◆ Task details
Pull each line holding "border" out of the entries below.
##############################
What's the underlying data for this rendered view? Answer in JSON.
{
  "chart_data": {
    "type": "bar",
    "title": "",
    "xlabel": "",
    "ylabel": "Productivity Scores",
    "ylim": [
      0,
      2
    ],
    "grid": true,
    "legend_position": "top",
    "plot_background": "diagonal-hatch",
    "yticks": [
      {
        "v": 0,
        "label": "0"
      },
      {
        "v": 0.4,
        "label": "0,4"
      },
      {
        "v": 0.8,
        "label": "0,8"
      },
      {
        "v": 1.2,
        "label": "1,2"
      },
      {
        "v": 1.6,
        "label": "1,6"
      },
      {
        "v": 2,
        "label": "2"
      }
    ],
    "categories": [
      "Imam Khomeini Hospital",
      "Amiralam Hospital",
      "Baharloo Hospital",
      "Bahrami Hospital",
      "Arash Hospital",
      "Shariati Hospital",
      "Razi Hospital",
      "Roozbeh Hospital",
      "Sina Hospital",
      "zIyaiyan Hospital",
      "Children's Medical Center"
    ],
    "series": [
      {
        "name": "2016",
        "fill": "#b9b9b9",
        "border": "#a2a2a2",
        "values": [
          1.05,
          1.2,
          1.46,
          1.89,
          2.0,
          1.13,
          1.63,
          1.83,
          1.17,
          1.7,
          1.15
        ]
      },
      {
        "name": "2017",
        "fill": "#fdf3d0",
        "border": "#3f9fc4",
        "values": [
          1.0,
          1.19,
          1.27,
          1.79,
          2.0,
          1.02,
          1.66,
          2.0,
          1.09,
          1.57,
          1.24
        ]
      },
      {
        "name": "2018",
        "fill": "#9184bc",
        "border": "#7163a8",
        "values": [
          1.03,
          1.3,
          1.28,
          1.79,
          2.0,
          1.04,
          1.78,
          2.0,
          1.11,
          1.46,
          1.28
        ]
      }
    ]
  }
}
##############################
◆ The response
        "border": "#a2a2a2",
        "border": "#3f9fc4",
        "border": "#7163a8",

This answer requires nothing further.